以下の記録から「interactable」という語を含む行をすべて選び、一行ずつ書き写しなさい。

### 記録一覧
'''

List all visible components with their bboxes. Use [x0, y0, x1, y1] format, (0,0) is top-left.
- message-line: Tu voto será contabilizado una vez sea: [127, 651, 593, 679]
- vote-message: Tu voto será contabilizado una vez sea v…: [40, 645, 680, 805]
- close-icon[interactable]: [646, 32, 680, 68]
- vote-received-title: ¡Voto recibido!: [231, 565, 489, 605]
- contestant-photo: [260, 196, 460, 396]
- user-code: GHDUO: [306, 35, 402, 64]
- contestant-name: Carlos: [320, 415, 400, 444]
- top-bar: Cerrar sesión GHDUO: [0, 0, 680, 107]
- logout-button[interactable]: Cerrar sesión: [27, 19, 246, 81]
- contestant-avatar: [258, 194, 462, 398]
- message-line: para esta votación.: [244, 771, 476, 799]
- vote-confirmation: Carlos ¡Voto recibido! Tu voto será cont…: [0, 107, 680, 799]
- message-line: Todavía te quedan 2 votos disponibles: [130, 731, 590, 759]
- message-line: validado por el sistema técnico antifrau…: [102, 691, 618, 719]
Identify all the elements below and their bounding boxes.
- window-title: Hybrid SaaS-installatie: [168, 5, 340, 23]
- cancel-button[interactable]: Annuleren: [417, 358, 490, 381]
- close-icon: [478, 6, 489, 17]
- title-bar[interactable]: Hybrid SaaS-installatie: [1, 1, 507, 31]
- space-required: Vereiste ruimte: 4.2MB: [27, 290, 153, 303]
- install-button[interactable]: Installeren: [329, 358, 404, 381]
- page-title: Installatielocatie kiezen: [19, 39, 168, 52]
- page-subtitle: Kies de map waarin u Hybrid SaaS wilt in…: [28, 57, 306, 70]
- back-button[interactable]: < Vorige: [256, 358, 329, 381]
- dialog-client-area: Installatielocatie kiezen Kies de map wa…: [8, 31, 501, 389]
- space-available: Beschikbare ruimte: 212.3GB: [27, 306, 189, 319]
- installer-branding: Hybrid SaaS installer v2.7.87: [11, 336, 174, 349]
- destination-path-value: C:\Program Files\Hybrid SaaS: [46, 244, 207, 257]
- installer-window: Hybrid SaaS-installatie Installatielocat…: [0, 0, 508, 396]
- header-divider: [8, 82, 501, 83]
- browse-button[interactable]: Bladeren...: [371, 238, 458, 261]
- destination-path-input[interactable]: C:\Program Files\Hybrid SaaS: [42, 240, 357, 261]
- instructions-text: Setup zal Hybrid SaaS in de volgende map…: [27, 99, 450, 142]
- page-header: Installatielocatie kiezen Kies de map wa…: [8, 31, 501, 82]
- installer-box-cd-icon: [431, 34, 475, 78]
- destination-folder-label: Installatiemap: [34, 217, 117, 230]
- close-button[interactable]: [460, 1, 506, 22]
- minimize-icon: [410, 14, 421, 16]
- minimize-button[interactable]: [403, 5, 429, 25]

'''

### 出力結果
- close-icon[interactable]: [646, 32, 680, 68]
- logout-button[interactable]: Cerrar sesión: [27, 19, 246, 81]
- cancel-button[interactable]: Annuleren: [417, 358, 490, 381]
- title-bar[interactable]: Hybrid SaaS-installatie: [1, 1, 507, 31]
- install-button[interactable]: Installeren: [329, 358, 404, 381]
- back-button[interactable]: < Vorige: [256, 358, 329, 381]
- browse-button[interactable]: Bladeren...: [371, 238, 458, 261]
- destination-path-input[interactable]: C:\Program Files\Hybrid SaaS: [42, 240, 357, 261]
- close-button[interactable]: [460, 1, 506, 22]
- minimize-button[interactable]: [403, 5, 429, 25]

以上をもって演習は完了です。